TASK DESCRIPTION. From the records below, pull each line that has "date".

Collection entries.

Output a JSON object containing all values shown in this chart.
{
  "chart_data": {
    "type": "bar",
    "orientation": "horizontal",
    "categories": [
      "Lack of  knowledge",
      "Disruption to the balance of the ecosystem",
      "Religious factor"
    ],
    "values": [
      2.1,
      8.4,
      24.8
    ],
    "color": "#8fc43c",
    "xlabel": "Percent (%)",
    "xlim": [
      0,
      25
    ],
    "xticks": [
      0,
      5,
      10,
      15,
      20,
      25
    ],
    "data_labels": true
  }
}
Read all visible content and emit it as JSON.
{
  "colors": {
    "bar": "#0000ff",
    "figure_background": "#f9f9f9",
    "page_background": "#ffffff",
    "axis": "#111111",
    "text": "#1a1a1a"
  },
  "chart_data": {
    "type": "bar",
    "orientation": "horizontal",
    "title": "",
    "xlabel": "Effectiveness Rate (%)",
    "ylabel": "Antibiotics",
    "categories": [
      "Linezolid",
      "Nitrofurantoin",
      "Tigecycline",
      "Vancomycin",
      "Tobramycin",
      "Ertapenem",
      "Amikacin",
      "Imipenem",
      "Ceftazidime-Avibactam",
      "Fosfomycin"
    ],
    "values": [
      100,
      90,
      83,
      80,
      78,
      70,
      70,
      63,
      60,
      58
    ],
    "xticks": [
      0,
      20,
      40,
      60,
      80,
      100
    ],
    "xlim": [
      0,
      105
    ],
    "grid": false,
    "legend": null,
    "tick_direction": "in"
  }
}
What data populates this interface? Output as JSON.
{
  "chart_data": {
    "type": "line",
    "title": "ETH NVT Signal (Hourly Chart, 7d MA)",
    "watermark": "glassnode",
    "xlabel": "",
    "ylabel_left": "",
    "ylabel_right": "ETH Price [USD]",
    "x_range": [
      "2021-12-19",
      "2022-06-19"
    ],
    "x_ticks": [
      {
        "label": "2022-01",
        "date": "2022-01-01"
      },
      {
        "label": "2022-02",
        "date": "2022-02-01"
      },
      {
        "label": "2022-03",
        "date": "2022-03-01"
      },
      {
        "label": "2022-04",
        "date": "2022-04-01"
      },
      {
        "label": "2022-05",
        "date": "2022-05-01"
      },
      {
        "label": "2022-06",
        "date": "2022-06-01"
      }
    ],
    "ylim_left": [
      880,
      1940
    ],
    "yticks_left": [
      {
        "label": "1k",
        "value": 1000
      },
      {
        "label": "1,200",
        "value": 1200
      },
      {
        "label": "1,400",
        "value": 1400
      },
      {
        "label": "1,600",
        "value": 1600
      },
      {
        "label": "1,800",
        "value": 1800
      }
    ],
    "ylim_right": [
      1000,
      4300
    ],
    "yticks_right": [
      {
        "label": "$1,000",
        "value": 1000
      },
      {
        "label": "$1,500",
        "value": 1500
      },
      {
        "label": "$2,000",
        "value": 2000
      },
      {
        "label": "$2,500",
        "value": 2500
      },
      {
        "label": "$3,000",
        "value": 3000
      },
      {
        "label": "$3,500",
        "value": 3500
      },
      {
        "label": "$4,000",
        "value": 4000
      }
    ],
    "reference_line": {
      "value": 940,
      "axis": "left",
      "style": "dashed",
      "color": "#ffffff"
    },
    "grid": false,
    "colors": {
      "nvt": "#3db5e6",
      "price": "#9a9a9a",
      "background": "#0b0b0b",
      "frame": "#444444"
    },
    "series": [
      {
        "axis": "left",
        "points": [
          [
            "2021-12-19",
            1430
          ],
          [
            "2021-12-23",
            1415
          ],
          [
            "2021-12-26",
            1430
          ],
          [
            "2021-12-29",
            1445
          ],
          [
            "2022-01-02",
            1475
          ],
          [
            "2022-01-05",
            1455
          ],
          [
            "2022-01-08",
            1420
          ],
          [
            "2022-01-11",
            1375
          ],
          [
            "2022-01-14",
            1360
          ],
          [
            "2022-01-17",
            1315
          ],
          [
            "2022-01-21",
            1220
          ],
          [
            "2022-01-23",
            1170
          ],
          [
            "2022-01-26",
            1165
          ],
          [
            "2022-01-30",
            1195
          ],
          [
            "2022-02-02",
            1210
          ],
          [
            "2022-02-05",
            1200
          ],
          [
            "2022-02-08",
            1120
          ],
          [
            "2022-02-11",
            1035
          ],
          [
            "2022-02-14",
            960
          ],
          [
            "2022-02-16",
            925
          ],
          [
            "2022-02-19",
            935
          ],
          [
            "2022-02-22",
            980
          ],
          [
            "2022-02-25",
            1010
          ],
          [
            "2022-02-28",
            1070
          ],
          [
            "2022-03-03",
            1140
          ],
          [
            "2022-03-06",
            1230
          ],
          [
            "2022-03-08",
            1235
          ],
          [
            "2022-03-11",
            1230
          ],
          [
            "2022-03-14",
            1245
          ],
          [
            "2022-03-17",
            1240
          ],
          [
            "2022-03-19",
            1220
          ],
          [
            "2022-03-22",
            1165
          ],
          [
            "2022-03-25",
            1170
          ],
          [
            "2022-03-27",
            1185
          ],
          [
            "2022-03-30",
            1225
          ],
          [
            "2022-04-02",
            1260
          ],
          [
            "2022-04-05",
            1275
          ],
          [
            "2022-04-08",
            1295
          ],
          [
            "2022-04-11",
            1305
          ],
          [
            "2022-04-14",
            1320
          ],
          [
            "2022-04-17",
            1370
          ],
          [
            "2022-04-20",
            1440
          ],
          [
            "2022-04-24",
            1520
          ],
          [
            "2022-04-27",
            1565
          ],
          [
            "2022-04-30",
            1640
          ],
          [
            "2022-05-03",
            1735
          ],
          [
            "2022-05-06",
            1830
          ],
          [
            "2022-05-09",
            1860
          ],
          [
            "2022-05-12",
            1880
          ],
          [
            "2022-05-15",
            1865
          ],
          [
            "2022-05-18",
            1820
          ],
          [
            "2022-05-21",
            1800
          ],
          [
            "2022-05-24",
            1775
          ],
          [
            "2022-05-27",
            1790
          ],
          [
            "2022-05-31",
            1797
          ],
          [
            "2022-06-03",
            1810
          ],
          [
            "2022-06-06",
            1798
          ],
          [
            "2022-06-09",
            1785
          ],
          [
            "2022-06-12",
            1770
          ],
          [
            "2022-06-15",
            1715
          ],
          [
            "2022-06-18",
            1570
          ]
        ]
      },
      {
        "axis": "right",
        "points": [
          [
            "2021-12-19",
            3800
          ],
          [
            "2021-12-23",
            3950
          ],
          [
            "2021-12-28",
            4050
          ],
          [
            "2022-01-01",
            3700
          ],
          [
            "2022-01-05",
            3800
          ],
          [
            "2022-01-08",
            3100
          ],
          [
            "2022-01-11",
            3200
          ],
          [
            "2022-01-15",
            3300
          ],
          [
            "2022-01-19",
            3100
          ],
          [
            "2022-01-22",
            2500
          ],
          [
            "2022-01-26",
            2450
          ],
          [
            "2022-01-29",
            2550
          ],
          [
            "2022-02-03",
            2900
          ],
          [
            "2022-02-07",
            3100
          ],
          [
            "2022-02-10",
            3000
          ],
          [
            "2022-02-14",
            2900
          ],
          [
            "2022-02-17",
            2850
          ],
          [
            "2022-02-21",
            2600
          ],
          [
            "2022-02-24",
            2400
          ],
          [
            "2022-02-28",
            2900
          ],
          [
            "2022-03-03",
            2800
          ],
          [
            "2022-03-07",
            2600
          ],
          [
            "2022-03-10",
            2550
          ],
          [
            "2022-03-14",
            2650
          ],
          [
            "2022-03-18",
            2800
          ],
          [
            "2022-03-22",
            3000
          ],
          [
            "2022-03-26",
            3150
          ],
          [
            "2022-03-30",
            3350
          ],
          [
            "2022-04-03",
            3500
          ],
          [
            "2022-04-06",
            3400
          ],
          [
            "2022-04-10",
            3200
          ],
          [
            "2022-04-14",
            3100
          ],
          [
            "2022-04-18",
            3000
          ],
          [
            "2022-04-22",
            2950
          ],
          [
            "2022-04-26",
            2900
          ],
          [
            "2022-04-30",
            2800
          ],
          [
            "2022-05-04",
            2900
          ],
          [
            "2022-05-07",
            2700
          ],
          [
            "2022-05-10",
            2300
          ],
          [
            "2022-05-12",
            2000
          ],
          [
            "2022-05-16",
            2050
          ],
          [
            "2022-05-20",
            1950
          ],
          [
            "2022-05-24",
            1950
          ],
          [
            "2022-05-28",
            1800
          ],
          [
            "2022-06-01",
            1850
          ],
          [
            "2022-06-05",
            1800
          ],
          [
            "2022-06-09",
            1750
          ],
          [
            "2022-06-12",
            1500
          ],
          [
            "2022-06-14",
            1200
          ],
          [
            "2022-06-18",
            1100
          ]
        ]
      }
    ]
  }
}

SOLUTION.
        "date": "2022-01-01"
        "date": "2022-02-01"
        "date": "2022-03-01"
        "date": "2022-04-01"
        "date": "2022-05-01"
        "date": "2022-06-01"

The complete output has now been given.